WORK INSTRUCTIONS: State how many lines of the listing below contain the string "Settings", and reply with the number alone.

● ● ● ● ●

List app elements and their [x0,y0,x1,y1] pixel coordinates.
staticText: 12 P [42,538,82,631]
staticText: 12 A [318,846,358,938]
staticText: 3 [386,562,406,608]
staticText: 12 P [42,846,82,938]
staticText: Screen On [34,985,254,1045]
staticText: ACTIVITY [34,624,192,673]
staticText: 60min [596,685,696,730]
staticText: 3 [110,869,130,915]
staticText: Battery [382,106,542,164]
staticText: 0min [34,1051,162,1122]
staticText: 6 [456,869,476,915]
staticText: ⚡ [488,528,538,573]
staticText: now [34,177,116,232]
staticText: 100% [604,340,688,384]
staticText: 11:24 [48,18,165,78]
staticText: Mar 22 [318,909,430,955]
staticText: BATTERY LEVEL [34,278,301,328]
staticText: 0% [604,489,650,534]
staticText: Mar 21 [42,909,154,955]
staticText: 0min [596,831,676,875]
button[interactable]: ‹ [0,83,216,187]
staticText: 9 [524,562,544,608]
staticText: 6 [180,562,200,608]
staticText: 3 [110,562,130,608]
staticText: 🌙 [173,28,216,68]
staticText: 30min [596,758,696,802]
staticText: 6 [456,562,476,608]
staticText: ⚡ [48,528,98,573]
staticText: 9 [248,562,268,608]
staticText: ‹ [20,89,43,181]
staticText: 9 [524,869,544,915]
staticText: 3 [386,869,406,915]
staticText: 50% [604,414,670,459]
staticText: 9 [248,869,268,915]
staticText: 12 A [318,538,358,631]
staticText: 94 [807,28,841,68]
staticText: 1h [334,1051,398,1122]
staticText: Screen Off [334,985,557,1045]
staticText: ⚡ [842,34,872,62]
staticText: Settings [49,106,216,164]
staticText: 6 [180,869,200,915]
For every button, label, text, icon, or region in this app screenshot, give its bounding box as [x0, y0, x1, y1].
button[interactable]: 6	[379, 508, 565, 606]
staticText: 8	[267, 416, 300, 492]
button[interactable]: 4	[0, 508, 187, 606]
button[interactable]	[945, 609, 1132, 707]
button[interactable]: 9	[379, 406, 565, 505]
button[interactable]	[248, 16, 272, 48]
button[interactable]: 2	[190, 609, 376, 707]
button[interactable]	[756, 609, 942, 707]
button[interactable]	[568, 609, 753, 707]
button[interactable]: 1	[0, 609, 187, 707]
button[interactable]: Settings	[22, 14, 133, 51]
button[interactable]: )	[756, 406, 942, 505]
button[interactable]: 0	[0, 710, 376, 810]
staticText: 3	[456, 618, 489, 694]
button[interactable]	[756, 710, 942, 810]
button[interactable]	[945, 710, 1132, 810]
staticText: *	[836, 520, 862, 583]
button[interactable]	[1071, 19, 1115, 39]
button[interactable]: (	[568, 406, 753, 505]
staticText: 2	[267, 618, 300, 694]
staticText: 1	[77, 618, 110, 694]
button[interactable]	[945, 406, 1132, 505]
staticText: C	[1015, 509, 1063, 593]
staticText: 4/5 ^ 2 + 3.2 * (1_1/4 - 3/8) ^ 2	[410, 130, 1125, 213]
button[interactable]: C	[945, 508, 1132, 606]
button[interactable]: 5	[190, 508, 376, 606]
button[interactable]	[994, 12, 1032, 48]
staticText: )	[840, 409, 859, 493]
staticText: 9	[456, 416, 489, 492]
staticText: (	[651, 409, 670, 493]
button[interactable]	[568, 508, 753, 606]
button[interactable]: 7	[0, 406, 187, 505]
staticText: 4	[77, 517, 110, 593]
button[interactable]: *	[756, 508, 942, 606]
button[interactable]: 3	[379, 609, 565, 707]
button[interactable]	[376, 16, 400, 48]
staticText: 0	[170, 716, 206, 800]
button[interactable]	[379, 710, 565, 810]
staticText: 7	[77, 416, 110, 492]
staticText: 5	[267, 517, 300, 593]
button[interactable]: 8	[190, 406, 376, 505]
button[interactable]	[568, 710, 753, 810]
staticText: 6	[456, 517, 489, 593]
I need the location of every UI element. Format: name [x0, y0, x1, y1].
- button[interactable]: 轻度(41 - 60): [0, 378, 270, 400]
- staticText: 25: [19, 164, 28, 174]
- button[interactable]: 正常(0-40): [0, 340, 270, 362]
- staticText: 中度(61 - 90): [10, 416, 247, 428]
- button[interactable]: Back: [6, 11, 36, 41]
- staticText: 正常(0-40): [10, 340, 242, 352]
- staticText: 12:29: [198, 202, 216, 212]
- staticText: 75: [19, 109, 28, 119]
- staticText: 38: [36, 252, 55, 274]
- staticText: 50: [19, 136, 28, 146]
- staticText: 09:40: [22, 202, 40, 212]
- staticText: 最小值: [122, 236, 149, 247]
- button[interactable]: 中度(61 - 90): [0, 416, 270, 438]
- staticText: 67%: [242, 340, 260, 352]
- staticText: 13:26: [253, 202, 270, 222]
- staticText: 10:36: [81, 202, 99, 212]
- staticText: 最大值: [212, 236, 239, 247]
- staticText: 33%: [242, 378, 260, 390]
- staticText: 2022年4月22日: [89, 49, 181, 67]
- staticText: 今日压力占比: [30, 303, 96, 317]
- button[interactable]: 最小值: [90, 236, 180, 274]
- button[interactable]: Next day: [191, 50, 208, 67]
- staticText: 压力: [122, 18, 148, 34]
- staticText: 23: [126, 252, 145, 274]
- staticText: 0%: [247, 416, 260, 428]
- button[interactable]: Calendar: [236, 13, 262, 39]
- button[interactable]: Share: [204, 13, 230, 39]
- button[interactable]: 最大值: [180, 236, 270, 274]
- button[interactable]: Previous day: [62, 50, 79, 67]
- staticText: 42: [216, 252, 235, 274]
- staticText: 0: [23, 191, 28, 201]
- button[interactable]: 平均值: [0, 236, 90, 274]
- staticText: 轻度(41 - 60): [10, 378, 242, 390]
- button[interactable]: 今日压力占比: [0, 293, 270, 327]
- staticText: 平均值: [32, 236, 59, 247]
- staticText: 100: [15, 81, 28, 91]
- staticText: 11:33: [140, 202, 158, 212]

● ● ● ● ●

EXERCISE OUTPUT: 2